Every entry below must be repeated exactly; skip the pictures.

*** Dataset

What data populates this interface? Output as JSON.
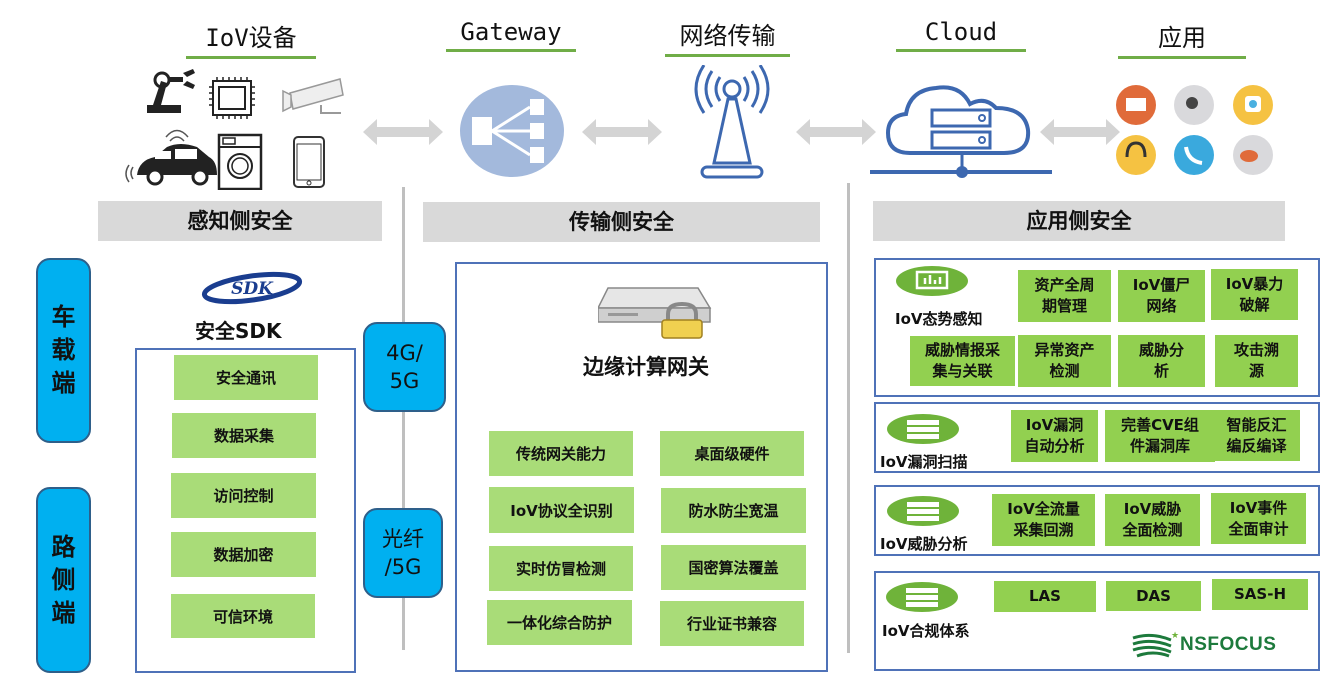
{
  "columns": [
    {
      "title": "IoV设备"
    },
    {
      "title": "Gateway"
    },
    {
      "title": "网络传输"
    },
    {
      "title": "Cloud"
    },
    {
      "title": "应用"
    }
  ],
  "sections": {
    "perception": "感知侧安全",
    "transport": "传输侧安全",
    "application": "应用侧安全"
  },
  "side_labels": {
    "vehicle": [
      "车",
      "载",
      "端"
    ],
    "roadside": [
      "路",
      "侧",
      "端"
    ]
  },
  "network_labels": {
    "cellular": [
      "4G/",
      "5G"
    ],
    "fiber": [
      "光纤",
      "/5G"
    ]
  },
  "sdk": {
    "logo_text": "SDK",
    "title": "安全SDK",
    "items": [
      "安全通讯",
      "数据采集",
      "访问控制",
      "数据加密",
      "可信环境"
    ]
  },
  "edge_gateway": {
    "title": "边缘计算网关",
    "left_items": [
      "传统网关能力",
      "IoV协议全识别",
      "实时仿冒检测",
      "一体化综合防护"
    ],
    "right_items": [
      "桌面级硬件",
      "防水防尘宽温",
      "国密算法覆盖",
      "行业证书兼容"
    ]
  },
  "app_panels": {
    "situation": {
      "label": "IoV态势感知",
      "items": [
        "资产全周\n期管理",
        "IoV僵尸\n网络",
        "IoV暴力\n破解",
        "威胁情报采\n集与关联",
        "异常资产\n检测",
        "威胁分\n析",
        "攻击溯\n源"
      ]
    },
    "vuln": {
      "label": "IoV漏洞扫描",
      "items": [
        "IoV漏洞\n自动分析",
        "完善CVE组\n件漏洞库",
        "智能反汇\n编反编译"
      ]
    },
    "threat": {
      "label": "IoV威胁分析",
      "items": [
        "IoV全流量\n采集回溯",
        "IoV威胁\n全面检测",
        "IoV事件\n全面审计"
      ]
    },
    "compliance": {
      "label": "IoV合规体系",
      "items": [
        "LAS",
        "DAS",
        "SAS-H"
      ]
    }
  },
  "brand": {
    "name": "NSFOCUS",
    "color": "#1d7a3c"
  },
  "colors": {
    "accent_green": "#70ad47",
    "box_green": "#92d050",
    "pill_blue": "#00b0f0",
    "panel_border": "#4f72b8",
    "header_gray": "#d9d9d9"
  }
}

******

**Result for this exercise**
What data populates this interface? Output as JSON.
{
  "columns": [
    {
      "title": "IoV设备"
    },
    {
      "title": "Gateway"
    },
    {
      "title": "网络传输"
    },
    {
      "title": "Cloud"
    },
    {
      "title": "应用"
    }
  ],
  "sections": {
    "perception": "感知侧安全",
    "transport": "传输侧安全",
    "application": "应用侧安全"
  },
  "side_labels": {
    "vehicle": [
      "车",
      "载",
      "端"
    ],
    "roadside": [
      "路",
      "侧",
      "端"
    ]
  },
  "network_labels": {
    "cellular": [
      "4G/",
      "5G"
    ],
    "fiber": [
      "光纤",
      "/5G"
    ]
  },
  "sdk": {
    "logo_text": "SDK",
    "title": "安全SDK",
    "items": [
      "安全通讯",
      "数据采集",
      "访问控制",
      "数据加密",
      "可信环境"
    ]
  },
  "edge_gateway": {
    "title": "边缘计算网关",
    "left_items": [
      "传统网关能力",
      "IoV协议全识别",
      "实时仿冒检测",
      "一体化综合防护"
    ],
    "right_items": [
      "桌面级硬件",
      "防水防尘宽温",
      "国密算法覆盖",
      "行业证书兼容"
    ]
  },
  "app_panels": {
    "situation": {
      "label": "IoV态势感知",
      "items": [
        "资产全周\n期管理",
        "IoV僵尸\n网络",
        "IoV暴力\n破解",
        "威胁情报采\n集与关联",
        "异常资产\n检测",
        "威胁分\n析",
        "攻击溯\n源"
      ]
    },
    "vuln": {
      "label": "IoV漏洞扫描",
      "items": [
        "IoV漏洞\n自动分析",
        "完善CVE组\n件漏洞库",
        "智能反汇\n编反编译"
      ]
    },
    "threat": {
      "label": "IoV威胁分析",
      "items": [
        "IoV全流量\n采集回溯",
        "IoV威胁\n全面检测",
        "IoV事件\n全面审计"
      ]
    },
    "compliance": {
      "label": "IoV合规体系",
      "items": [
        "LAS",
        "DAS",
        "SAS-H"
      ]
    }
  },
  "brand": {
    "name": "NSFOCUS",
    "color": "#1d7a3c"
  },
  "colors": {
    "accent_green": "#70ad47",
    "box_green": "#92d050",
    "pill_blue": "#00b0f0",
    "panel_border": "#4f72b8",
    "header_gray": "#d9d9d9"
  }
}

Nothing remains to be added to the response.